Exercise brief -> Show all lines that include the string "Олена"; copy each one.

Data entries
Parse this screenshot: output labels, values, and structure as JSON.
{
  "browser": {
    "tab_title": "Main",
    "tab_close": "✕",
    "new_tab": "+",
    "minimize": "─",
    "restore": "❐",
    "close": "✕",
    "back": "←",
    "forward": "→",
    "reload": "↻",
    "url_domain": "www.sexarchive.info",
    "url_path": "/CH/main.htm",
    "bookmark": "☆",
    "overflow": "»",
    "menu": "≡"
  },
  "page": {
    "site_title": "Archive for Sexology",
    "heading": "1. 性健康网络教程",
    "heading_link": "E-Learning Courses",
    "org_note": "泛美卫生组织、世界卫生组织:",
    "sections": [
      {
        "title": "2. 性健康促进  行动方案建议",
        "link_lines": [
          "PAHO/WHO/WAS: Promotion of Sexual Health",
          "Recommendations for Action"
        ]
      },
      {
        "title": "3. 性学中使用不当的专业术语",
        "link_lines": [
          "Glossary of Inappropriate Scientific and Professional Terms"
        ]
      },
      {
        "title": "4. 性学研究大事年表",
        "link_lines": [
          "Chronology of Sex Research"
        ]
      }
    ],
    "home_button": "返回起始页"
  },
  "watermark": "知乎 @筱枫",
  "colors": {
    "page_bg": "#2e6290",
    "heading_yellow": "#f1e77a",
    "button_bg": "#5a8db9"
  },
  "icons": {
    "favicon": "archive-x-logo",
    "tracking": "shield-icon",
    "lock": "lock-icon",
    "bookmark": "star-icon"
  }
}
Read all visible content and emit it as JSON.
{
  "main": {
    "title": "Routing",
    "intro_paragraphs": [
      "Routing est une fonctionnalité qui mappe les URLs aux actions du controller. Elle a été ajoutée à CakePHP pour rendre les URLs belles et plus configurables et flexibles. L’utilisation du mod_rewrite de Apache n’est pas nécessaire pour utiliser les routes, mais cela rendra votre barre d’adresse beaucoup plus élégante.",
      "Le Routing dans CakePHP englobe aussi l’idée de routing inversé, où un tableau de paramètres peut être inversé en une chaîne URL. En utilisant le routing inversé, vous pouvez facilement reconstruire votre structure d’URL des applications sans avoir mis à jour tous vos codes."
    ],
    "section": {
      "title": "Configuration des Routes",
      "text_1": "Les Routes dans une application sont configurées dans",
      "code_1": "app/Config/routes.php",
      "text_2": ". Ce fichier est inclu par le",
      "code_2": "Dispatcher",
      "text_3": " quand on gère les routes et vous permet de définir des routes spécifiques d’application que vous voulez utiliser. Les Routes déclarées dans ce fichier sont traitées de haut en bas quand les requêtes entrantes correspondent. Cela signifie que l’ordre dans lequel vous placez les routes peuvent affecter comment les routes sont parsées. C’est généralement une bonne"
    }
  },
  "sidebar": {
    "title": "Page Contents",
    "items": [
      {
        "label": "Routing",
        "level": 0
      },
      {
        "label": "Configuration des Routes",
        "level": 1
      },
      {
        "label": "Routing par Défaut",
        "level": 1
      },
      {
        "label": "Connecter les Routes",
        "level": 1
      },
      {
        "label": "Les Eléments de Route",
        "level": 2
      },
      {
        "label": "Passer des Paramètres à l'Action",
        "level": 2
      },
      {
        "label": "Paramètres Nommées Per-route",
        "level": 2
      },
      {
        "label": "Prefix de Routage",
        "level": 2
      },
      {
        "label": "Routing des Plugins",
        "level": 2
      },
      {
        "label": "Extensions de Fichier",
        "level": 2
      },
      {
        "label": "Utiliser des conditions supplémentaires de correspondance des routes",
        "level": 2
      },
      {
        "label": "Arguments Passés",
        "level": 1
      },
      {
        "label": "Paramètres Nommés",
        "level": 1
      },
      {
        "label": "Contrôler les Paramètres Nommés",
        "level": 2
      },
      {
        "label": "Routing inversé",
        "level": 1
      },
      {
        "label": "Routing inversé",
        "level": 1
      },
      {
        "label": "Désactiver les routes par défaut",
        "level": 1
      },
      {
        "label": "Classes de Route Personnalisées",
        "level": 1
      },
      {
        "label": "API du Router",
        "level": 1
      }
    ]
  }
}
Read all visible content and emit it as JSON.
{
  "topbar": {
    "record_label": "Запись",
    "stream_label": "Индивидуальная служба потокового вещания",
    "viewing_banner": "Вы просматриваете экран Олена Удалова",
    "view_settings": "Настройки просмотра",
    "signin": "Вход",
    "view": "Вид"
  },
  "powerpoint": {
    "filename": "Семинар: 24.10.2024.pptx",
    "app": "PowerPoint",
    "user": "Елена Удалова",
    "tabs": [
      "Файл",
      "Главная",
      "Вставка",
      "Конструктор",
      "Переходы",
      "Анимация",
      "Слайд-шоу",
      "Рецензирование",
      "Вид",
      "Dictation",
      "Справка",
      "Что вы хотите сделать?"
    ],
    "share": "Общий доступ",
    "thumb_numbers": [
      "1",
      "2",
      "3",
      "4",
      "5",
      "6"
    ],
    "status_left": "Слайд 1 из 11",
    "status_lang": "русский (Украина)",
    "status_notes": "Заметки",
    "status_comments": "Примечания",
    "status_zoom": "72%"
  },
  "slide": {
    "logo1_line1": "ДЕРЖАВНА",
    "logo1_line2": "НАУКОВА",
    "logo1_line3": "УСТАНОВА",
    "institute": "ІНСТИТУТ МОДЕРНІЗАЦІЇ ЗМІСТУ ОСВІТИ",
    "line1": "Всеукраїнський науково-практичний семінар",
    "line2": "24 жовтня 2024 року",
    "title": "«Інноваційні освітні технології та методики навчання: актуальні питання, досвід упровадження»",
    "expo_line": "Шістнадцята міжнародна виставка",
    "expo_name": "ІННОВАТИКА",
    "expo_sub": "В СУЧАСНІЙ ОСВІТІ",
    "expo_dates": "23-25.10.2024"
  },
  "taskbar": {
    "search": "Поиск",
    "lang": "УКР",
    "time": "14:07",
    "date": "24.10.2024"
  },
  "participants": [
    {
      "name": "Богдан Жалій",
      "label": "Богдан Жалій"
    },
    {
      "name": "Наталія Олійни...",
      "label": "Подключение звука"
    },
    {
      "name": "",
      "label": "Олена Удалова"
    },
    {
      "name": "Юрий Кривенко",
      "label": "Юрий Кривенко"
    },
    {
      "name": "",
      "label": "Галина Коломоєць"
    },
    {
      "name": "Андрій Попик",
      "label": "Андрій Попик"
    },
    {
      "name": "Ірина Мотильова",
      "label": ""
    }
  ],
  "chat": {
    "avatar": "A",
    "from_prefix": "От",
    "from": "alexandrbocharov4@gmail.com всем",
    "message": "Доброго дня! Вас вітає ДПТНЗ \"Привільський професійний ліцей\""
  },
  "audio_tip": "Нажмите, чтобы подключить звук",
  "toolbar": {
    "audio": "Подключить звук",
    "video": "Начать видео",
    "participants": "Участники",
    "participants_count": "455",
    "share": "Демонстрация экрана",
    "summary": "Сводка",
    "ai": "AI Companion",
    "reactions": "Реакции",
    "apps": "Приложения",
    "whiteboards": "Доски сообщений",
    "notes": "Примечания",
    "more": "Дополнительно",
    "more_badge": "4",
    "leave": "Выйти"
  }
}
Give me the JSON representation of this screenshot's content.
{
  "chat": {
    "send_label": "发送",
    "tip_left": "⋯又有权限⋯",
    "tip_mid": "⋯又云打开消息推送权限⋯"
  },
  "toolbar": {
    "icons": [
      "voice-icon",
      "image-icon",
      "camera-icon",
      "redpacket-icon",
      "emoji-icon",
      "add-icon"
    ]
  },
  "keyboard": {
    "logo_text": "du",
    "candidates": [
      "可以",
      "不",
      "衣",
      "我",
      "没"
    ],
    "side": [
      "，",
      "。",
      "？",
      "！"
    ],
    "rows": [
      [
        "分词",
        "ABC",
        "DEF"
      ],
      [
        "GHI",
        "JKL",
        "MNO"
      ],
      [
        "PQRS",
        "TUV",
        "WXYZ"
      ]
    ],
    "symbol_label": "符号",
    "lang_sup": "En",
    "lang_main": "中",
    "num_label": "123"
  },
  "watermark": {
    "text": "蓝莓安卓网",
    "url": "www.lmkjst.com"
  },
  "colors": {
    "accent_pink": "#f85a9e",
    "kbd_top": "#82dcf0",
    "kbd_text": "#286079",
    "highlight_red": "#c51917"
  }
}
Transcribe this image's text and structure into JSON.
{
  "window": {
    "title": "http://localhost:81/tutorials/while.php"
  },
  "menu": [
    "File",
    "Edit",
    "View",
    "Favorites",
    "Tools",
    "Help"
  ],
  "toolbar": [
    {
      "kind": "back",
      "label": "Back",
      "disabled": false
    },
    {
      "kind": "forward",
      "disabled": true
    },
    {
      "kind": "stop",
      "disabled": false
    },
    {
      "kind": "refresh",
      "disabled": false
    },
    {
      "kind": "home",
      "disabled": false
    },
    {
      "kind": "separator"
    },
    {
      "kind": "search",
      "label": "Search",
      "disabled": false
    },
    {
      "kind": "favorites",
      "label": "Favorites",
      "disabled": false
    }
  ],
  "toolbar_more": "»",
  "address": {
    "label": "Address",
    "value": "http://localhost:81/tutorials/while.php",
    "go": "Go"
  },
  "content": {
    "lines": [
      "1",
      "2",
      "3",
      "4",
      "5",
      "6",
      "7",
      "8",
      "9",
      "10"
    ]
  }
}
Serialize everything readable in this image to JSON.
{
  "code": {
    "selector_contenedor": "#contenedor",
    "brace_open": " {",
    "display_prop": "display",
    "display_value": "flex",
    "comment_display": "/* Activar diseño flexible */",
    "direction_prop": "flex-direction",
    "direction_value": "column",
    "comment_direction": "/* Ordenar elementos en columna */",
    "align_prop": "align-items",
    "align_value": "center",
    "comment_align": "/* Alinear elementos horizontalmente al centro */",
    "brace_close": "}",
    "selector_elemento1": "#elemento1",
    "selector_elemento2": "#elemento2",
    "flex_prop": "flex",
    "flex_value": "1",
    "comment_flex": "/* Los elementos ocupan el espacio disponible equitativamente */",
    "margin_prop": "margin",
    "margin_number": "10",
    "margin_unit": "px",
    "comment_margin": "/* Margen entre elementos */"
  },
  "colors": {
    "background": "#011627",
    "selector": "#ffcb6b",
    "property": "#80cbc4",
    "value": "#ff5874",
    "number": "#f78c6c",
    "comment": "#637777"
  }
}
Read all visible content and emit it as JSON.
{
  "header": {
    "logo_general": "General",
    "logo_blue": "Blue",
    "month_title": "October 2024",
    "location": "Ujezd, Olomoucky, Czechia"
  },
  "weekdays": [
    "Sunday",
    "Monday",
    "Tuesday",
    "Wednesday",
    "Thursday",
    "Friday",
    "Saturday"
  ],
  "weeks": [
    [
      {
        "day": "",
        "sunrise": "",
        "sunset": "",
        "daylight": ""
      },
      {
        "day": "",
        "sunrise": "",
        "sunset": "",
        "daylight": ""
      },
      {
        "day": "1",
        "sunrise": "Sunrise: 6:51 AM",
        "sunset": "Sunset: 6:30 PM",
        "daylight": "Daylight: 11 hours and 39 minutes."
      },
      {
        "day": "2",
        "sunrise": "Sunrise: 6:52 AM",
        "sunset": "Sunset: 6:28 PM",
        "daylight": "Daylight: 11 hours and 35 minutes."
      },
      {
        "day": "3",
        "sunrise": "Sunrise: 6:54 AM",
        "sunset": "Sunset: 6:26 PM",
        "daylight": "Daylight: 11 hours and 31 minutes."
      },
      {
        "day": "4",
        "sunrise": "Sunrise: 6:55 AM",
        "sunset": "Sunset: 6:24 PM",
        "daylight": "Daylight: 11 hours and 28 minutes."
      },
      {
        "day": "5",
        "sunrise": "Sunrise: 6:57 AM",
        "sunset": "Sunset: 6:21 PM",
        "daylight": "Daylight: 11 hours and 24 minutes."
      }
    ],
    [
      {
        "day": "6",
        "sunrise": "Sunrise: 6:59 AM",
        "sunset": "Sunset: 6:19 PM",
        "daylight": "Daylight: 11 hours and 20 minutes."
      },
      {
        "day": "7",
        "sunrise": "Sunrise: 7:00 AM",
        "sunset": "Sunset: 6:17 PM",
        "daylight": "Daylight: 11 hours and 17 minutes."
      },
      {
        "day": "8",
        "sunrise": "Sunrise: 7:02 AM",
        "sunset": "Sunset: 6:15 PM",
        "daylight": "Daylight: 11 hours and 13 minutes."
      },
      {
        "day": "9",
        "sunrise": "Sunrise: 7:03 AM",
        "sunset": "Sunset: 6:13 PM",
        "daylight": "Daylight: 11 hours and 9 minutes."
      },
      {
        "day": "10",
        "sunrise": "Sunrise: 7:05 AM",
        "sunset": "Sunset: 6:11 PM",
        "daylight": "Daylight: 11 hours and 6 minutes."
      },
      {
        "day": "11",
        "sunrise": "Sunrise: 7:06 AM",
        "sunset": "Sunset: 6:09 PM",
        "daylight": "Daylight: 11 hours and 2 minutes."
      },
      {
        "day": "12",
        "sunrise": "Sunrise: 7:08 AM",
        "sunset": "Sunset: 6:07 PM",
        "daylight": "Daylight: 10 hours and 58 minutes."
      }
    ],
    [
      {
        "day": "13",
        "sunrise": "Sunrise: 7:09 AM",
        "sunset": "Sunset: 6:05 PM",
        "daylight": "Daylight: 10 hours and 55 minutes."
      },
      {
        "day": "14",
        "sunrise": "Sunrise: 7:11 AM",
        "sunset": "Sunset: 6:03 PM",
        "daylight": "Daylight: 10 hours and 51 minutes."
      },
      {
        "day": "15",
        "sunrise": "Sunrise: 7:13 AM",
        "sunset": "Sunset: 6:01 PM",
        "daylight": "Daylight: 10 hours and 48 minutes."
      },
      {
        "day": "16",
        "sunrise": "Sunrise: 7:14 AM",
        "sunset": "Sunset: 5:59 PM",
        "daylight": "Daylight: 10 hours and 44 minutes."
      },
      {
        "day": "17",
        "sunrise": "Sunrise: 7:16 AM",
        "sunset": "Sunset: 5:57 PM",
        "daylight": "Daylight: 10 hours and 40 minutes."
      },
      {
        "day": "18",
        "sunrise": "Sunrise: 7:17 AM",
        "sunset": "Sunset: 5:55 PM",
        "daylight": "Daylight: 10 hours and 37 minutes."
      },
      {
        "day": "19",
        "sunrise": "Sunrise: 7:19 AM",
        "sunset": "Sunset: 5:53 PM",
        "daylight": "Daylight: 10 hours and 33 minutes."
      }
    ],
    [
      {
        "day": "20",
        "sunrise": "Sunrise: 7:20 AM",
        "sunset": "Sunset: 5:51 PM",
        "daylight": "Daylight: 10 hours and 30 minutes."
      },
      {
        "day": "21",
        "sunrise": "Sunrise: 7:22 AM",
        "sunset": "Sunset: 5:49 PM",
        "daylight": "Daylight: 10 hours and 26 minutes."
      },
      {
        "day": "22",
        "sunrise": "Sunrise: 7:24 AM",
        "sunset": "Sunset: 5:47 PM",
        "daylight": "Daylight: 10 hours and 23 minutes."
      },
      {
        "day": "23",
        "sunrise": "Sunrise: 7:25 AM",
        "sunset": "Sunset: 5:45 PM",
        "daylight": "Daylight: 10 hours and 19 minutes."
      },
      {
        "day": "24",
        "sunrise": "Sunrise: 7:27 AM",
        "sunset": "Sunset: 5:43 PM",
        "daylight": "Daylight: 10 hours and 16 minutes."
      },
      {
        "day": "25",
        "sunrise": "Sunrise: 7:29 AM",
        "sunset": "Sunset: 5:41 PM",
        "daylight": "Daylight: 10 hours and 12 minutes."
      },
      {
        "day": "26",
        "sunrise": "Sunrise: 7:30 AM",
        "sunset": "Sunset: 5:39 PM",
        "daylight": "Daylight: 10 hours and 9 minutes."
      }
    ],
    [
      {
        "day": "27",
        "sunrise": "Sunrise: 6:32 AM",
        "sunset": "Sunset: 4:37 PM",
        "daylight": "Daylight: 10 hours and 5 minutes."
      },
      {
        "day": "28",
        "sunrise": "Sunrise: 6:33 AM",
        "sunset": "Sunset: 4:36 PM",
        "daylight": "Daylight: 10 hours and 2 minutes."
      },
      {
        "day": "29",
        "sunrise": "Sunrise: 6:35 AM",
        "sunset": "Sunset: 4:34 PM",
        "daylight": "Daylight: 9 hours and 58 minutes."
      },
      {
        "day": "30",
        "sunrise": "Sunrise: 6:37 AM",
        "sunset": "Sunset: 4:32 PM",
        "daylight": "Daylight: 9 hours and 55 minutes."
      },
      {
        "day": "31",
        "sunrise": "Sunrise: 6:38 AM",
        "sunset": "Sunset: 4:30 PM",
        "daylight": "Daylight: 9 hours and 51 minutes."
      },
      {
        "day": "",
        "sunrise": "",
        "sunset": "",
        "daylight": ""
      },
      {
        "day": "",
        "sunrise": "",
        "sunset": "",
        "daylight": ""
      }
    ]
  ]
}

Answer to this task ->
    "viewing_banner": "Вы просматриваете экран Олена Удалова",
      "label": "Олена Удалова"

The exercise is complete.